____ STORED DATA

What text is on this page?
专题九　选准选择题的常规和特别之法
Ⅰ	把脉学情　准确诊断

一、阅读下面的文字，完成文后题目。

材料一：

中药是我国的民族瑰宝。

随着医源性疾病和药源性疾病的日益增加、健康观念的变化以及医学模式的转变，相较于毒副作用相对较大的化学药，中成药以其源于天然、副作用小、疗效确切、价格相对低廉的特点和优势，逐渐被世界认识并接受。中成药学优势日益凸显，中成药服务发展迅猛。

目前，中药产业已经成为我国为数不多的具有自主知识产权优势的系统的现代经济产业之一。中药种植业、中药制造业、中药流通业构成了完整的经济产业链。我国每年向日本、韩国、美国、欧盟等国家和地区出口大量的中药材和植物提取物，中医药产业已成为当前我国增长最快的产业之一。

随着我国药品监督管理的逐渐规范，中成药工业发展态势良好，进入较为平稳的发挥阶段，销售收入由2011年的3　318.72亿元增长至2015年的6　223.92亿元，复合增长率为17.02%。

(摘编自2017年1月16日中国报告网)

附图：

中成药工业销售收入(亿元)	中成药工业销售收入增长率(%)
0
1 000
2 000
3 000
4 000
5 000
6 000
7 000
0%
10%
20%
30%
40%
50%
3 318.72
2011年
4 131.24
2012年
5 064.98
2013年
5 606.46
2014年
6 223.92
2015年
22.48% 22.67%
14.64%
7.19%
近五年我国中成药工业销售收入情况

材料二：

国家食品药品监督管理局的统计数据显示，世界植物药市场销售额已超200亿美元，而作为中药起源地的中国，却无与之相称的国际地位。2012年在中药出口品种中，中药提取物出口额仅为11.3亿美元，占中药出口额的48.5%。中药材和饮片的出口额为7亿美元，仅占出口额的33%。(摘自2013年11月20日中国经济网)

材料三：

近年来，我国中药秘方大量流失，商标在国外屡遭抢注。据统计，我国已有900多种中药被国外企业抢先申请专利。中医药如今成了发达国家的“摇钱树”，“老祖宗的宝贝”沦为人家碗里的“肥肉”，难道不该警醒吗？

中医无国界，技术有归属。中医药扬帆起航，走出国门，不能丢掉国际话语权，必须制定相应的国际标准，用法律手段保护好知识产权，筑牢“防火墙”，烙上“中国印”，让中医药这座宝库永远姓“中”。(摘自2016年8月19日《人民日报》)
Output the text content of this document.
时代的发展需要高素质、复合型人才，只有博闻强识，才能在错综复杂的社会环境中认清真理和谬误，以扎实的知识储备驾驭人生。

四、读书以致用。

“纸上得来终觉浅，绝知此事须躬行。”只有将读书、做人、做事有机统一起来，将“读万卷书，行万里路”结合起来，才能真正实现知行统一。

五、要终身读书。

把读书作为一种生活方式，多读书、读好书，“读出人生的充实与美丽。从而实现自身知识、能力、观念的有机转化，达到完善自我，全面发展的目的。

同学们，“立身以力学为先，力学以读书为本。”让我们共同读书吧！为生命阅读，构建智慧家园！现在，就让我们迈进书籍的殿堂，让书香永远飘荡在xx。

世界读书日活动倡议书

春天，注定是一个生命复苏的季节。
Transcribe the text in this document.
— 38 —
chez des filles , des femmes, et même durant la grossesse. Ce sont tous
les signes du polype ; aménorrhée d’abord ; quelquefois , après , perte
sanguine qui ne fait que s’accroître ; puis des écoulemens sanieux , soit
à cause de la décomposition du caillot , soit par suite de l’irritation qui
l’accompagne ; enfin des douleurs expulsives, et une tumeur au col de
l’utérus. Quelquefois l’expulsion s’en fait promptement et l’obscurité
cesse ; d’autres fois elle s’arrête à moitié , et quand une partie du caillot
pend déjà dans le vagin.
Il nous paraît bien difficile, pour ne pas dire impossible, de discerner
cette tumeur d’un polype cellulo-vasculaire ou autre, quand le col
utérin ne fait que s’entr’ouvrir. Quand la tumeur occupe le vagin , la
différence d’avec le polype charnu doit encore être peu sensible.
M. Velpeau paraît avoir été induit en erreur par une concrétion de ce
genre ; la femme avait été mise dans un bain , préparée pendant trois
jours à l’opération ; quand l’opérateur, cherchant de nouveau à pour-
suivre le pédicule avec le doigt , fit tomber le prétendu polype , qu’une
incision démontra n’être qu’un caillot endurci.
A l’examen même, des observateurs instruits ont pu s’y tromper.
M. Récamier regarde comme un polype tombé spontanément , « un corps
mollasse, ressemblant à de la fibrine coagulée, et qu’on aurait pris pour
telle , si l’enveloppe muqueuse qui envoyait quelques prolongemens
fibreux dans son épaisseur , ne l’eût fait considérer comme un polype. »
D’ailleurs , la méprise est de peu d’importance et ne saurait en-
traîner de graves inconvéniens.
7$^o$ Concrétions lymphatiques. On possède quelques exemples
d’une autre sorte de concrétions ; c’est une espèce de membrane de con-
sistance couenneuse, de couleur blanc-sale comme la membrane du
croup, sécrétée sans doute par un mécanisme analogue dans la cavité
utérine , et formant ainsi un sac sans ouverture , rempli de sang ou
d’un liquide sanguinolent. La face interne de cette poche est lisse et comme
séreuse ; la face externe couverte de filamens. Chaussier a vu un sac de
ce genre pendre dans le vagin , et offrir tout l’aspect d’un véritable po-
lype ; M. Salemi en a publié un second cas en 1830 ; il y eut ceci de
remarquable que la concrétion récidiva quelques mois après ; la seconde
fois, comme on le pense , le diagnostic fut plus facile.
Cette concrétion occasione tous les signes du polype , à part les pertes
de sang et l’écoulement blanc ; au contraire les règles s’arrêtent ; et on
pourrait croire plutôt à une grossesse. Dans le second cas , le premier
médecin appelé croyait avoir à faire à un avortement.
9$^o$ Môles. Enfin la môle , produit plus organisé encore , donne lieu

________

INSTRUCTIONS FOR THE TASK> Gather all lines from the records above in which "paraît" appears.

RESULT FOR THIS TASK>
Il nous paraît bien difficile, pour ne pas dire impossible, de discerner
M. Velpeau paraît avoir été induit en erreur par une concrétion de ce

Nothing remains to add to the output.